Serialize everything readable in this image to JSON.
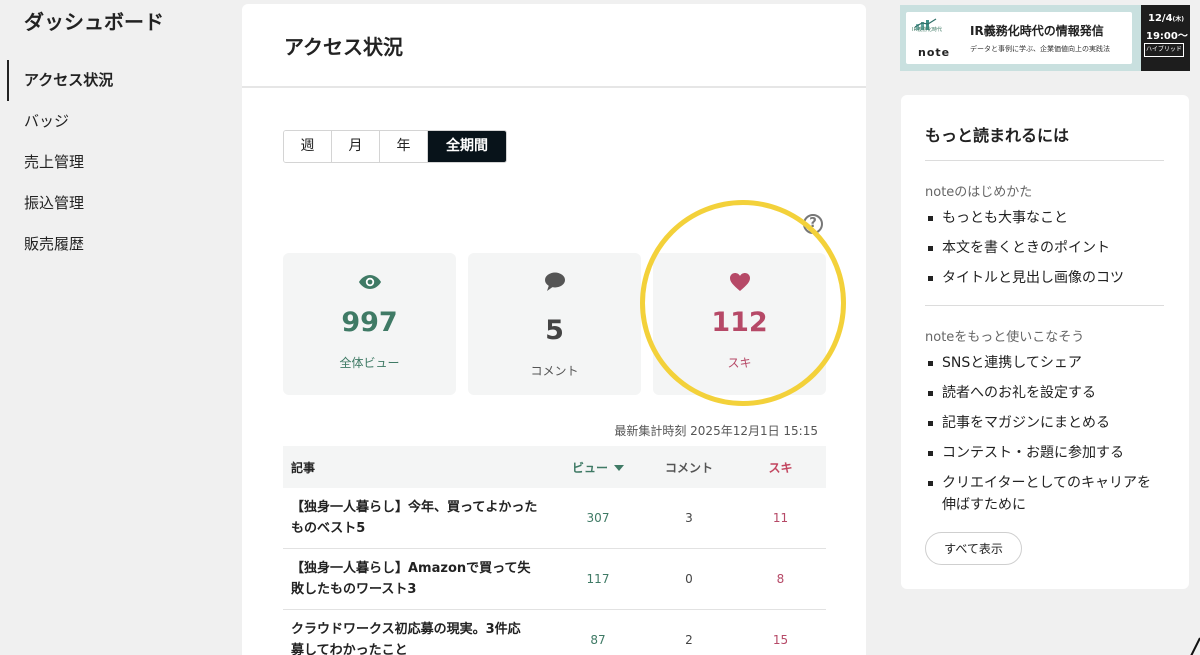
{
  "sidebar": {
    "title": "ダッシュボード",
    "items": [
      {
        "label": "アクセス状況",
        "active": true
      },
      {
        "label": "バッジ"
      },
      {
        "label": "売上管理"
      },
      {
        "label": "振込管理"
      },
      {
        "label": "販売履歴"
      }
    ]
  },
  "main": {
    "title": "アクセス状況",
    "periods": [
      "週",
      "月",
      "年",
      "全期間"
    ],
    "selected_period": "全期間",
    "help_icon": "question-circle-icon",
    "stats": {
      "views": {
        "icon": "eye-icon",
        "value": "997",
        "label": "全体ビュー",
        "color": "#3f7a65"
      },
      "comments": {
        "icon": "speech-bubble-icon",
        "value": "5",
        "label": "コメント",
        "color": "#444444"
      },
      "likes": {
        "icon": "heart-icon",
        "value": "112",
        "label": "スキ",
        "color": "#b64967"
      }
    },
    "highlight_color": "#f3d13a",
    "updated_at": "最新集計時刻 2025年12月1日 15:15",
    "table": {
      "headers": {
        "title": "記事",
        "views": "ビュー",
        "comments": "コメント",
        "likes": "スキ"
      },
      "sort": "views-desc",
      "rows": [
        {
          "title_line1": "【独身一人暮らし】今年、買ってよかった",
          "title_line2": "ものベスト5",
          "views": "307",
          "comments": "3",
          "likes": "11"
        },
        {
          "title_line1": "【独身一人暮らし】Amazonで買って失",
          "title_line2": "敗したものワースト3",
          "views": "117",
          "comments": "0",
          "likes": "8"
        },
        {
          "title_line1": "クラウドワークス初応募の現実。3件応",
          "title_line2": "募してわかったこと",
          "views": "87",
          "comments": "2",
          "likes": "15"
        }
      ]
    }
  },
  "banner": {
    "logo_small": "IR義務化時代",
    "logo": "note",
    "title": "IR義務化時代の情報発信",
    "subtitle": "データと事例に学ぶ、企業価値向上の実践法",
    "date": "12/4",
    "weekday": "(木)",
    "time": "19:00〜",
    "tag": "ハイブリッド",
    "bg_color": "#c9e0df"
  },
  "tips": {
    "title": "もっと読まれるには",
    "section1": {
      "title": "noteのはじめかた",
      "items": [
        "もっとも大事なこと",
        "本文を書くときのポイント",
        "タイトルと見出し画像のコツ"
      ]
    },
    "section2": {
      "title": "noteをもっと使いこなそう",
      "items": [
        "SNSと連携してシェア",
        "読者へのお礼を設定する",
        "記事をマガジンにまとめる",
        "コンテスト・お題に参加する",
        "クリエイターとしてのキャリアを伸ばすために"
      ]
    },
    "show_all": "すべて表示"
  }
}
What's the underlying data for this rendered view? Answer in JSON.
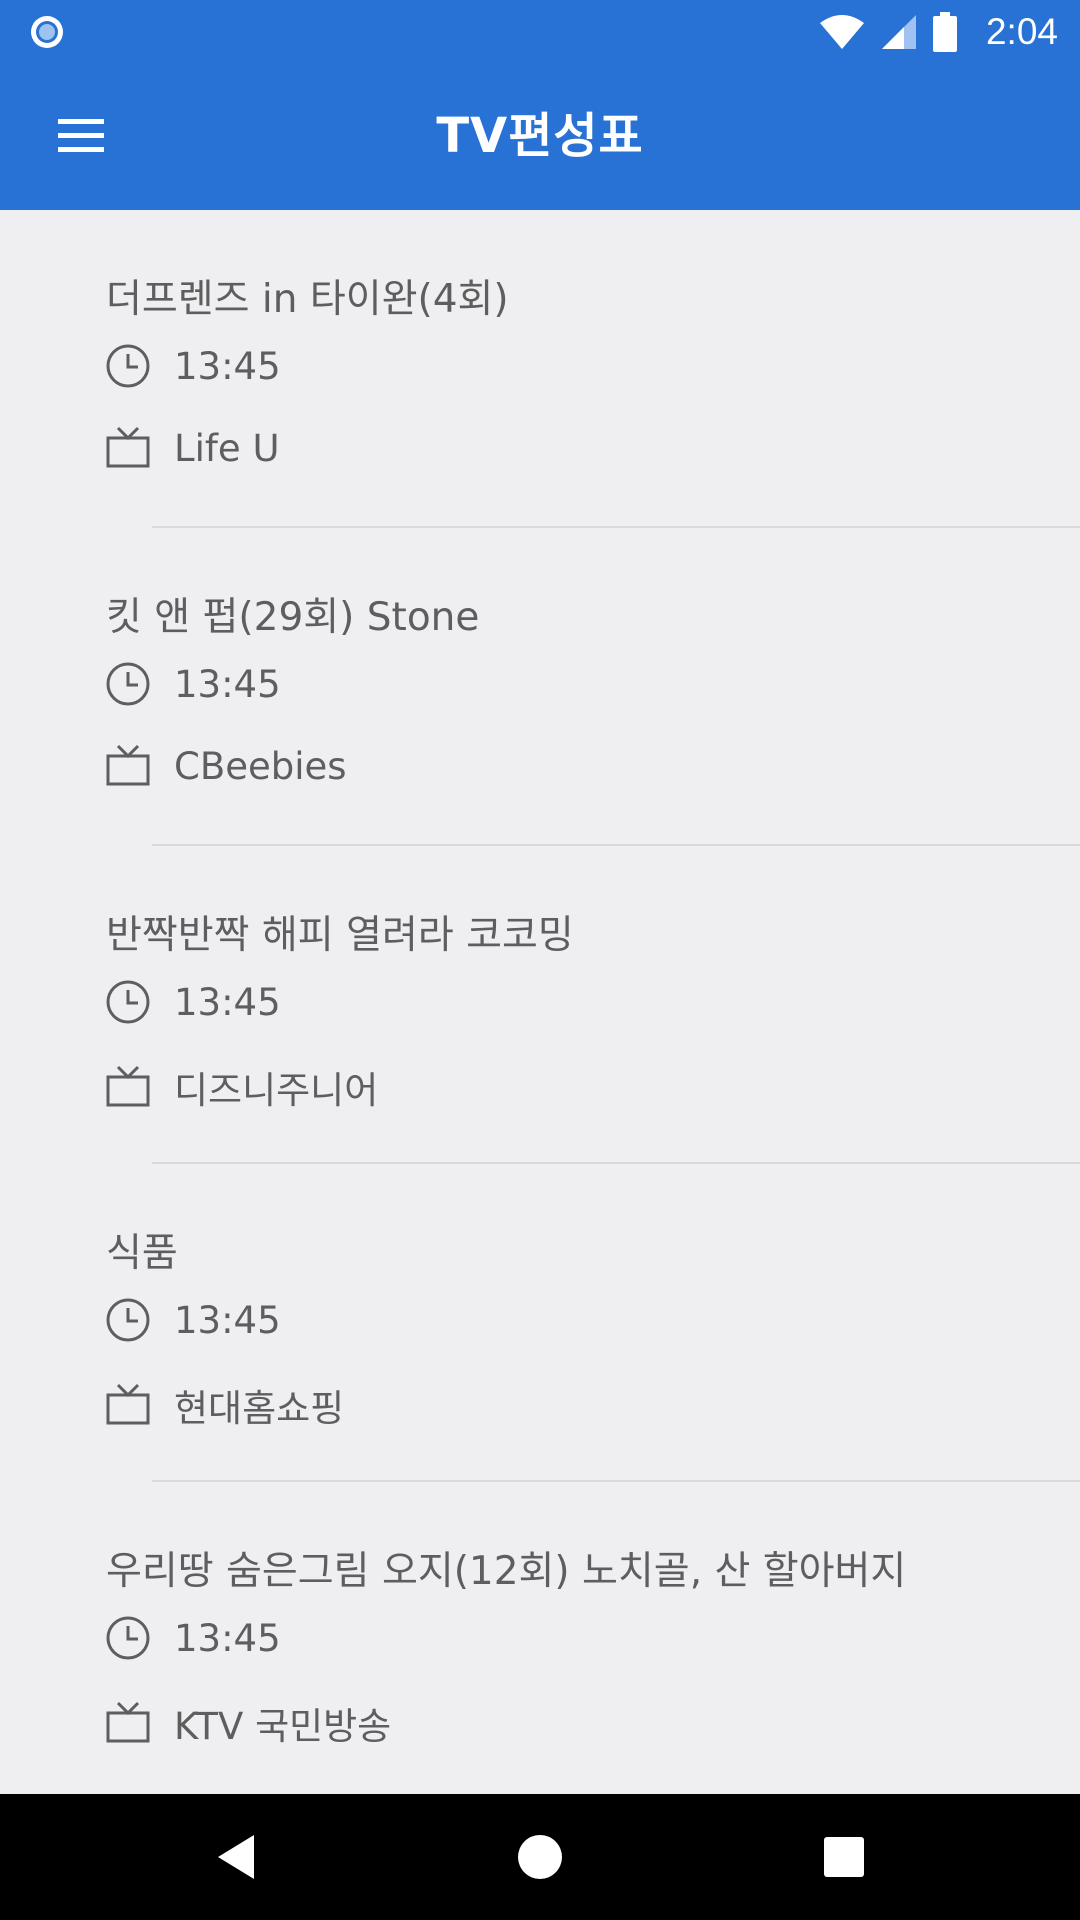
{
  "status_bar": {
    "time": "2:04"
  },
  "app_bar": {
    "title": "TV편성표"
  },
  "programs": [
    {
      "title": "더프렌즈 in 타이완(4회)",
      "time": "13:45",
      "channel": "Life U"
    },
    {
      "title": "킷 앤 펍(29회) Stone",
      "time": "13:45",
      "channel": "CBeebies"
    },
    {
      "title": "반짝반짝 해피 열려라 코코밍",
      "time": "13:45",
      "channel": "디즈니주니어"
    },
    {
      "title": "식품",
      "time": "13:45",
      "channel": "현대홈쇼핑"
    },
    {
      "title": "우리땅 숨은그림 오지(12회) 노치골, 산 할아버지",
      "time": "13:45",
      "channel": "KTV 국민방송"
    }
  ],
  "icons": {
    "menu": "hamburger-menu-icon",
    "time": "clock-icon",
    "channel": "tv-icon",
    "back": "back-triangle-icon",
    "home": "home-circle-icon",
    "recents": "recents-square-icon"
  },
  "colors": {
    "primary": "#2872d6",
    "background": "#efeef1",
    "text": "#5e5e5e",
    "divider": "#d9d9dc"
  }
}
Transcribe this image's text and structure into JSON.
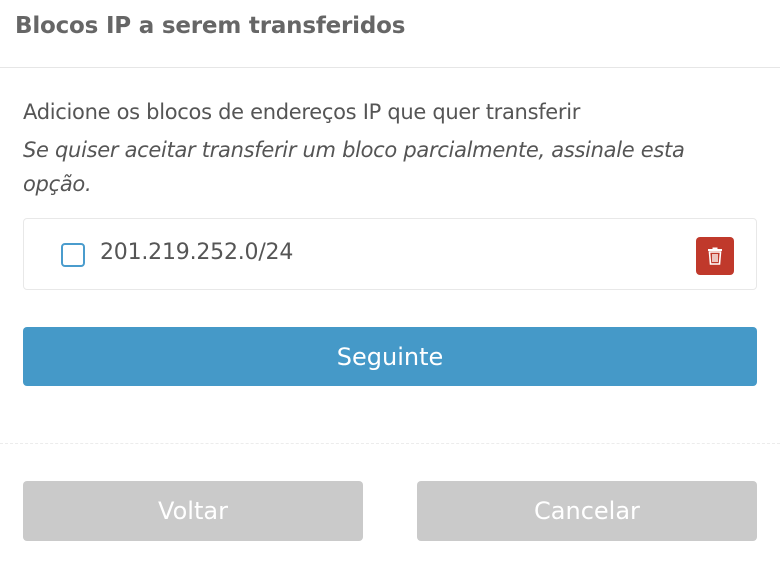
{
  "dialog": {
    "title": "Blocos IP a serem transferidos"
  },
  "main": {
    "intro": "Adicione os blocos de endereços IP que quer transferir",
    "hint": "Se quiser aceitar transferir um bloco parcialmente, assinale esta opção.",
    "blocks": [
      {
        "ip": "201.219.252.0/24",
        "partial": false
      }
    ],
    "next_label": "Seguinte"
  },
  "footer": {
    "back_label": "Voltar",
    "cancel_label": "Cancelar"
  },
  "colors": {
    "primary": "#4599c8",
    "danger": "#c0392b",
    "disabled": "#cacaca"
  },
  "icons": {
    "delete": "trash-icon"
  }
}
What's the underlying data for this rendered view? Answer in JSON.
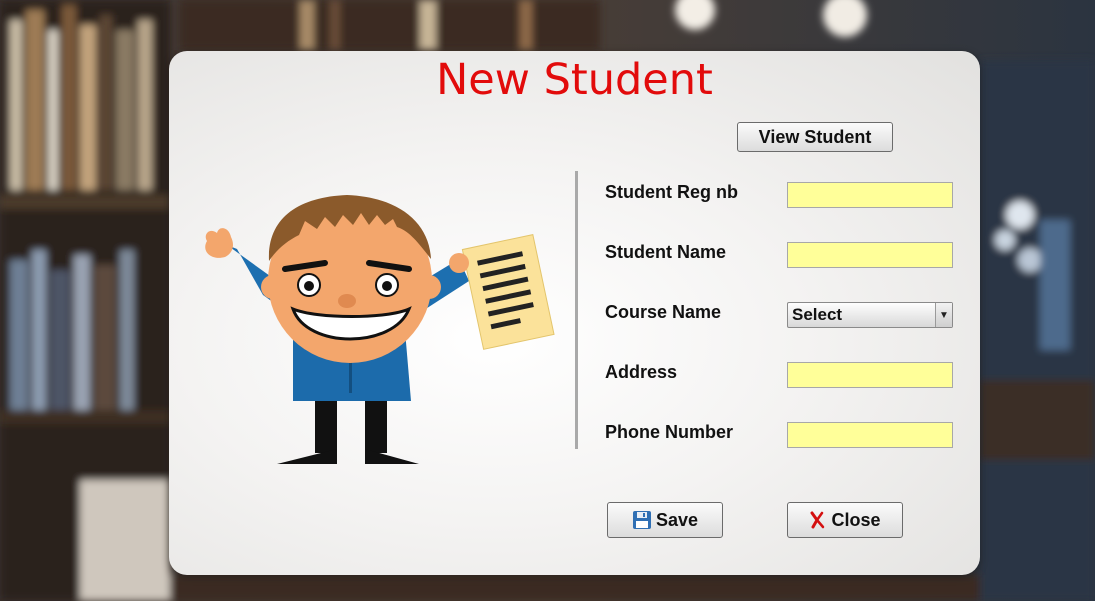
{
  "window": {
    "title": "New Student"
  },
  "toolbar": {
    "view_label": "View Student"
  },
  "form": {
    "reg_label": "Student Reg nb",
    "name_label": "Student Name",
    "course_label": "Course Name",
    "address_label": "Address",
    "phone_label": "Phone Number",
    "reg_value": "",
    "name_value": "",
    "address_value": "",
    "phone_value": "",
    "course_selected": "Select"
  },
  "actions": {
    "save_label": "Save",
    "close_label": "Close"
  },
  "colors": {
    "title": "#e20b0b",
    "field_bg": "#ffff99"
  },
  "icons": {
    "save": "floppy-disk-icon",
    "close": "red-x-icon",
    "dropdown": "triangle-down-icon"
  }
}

· · · · ·

EXERCISE OBJECTIVE
Would you set down the listing exactly, omitting pictures?

RESULT
Serialize everything readable in this image to JSON.
{
  "sidebar": {
    "title": "ダッシュボード",
    "items": [
      {
        "label": "アクセス状況",
        "active": true
      },
      {
        "label": "バッジ"
      },
      {
        "label": "売上管理"
      },
      {
        "label": "振込管理"
      },
      {
        "label": "販売履歴"
      }
    ]
  },
  "main": {
    "title": "アクセス状況",
    "periods": [
      "週",
      "月",
      "年",
      "全期間"
    ],
    "selected_period": "全期間",
    "help_icon": "question-circle-icon",
    "stats": {
      "views": {
        "icon": "eye-icon",
        "value": "997",
        "label": "全体ビュー",
        "color": "#3f7a65"
      },
      "comments": {
        "icon": "speech-bubble-icon",
        "value": "5",
        "label": "コメント",
        "color": "#444444"
      },
      "likes": {
        "icon": "heart-icon",
        "value": "112",
        "label": "スキ",
        "color": "#b64967"
      }
    },
    "highlight_color": "#f3d13a",
    "updated_at": "最新集計時刻 2025年12月1日 15:15",
    "table": {
      "headers": {
        "title": "記事",
        "views": "ビュー",
        "comments": "コメント",
        "likes": "スキ"
      },
      "sort": "views-desc",
      "rows": [
        {
          "title_line1": "【独身一人暮らし】今年、買ってよかった",
          "title_line2": "ものベスト5",
          "views": "307",
          "comments": "3",
          "likes": "11"
        },
        {
          "title_line1": "【独身一人暮らし】Amazonで買って失",
          "title_line2": "敗したものワースト3",
          "views": "117",
          "comments": "0",
          "likes": "8"
        },
        {
          "title_line1": "クラウドワークス初応募の現実。3件応",
          "title_line2": "募してわかったこと",
          "views": "87",
          "comments": "2",
          "likes": "15"
        }
      ]
    }
  },
  "banner": {
    "logo_small": "IR義務化時代",
    "logo": "note",
    "title": "IR義務化時代の情報発信",
    "subtitle": "データと事例に学ぶ、企業価値向上の実践法",
    "date": "12/4",
    "weekday": "(木)",
    "time": "19:00〜",
    "tag": "ハイブリッド",
    "bg_color": "#c9e0df"
  },
  "tips": {
    "title": "もっと読まれるには",
    "section1": {
      "title": "noteのはじめかた",
      "items": [
        "もっとも大事なこと",
        "本文を書くときのポイント",
        "タイトルと見出し画像のコツ"
      ]
    },
    "section2": {
      "title": "noteをもっと使いこなそう",
      "items": [
        "SNSと連携してシェア",
        "読者へのお礼を設定する",
        "記事をマガジンにまとめる",
        "コンテスト・お題に参加する",
        "クリエイターとしてのキャリアを伸ばすために"
      ]
    },
    "show_all": "すべて表示"
  }
}
What's the underlying data for this rendered view? Answer in JSON.
{
  "status_bar": {
    "time": "2:04"
  },
  "app_bar": {
    "title": "TV편성표"
  },
  "programs": [
    {
      "title": "더프렌즈 in 타이완(4회)",
      "time": "13:45",
      "channel": "Life U"
    },
    {
      "title": "킷 앤 펍(29회) Stone",
      "time": "13:45",
      "channel": "CBeebies"
    },
    {
      "title": "반짝반짝 해피 열려라 코코밍",
      "time": "13:45",
      "channel": "디즈니주니어"
    },
    {
      "title": "식품",
      "time": "13:45",
      "channel": "현대홈쇼핑"
    },
    {
      "title": "우리땅 숨은그림 오지(12회) 노치골, 산 할아버지",
      "time": "13:45",
      "channel": "KTV 국민방송"
    }
  ],
  "icons": {
    "menu": "hamburger-menu-icon",
    "time": "clock-icon",
    "channel": "tv-icon",
    "back": "back-triangle-icon",
    "home": "home-circle-icon",
    "recents": "recents-square-icon"
  },
  "colors": {
    "primary": "#2872d6",
    "background": "#efeef1",
    "text": "#5e5e5e",
    "divider": "#d9d9dc"
  }
}
Transcribe this image's text and structure into JSON.
{
  "dialog": {
    "title": "Blocos IP a serem transferidos"
  },
  "main": {
    "intro": "Adicione os blocos de endereços IP que quer transferir",
    "hint": "Se quiser aceitar transferir um bloco parcialmente, assinale esta opção.",
    "blocks": [
      {
        "ip": "201.219.252.0/24",
        "partial": false
      }
    ],
    "next_label": "Seguinte"
  },
  "footer": {
    "back_label": "Voltar",
    "cancel_label": "Cancelar"
  },
  "colors": {
    "primary": "#4599c8",
    "danger": "#c0392b",
    "disabled": "#cacaca"
  },
  "icons": {
    "delete": "trash-icon"
  }
}
What's the underlying data for this rendered view? Answer in JSON.
{
  "window": {
    "title": "New Student"
  },
  "toolbar": {
    "view_label": "View Student"
  },
  "form": {
    "reg_label": "Student Reg nb",
    "name_label": "Student Name",
    "course_label": "Course Name",
    "address_label": "Address",
    "phone_label": "Phone Number",
    "reg_value": "",
    "name_value": "",
    "address_value": "",
    "phone_value": "",
    "course_selected": "Select"
  },
  "actions": {
    "save_label": "Save",
    "close_label": "Close"
  },
  "colors": {
    "title": "#e20b0b",
    "field_bg": "#ffff99"
  },
  "icons": {
    "save": "floppy-disk-icon",
    "close": "red-x-icon",
    "dropdown": "triangle-down-icon"
  }
}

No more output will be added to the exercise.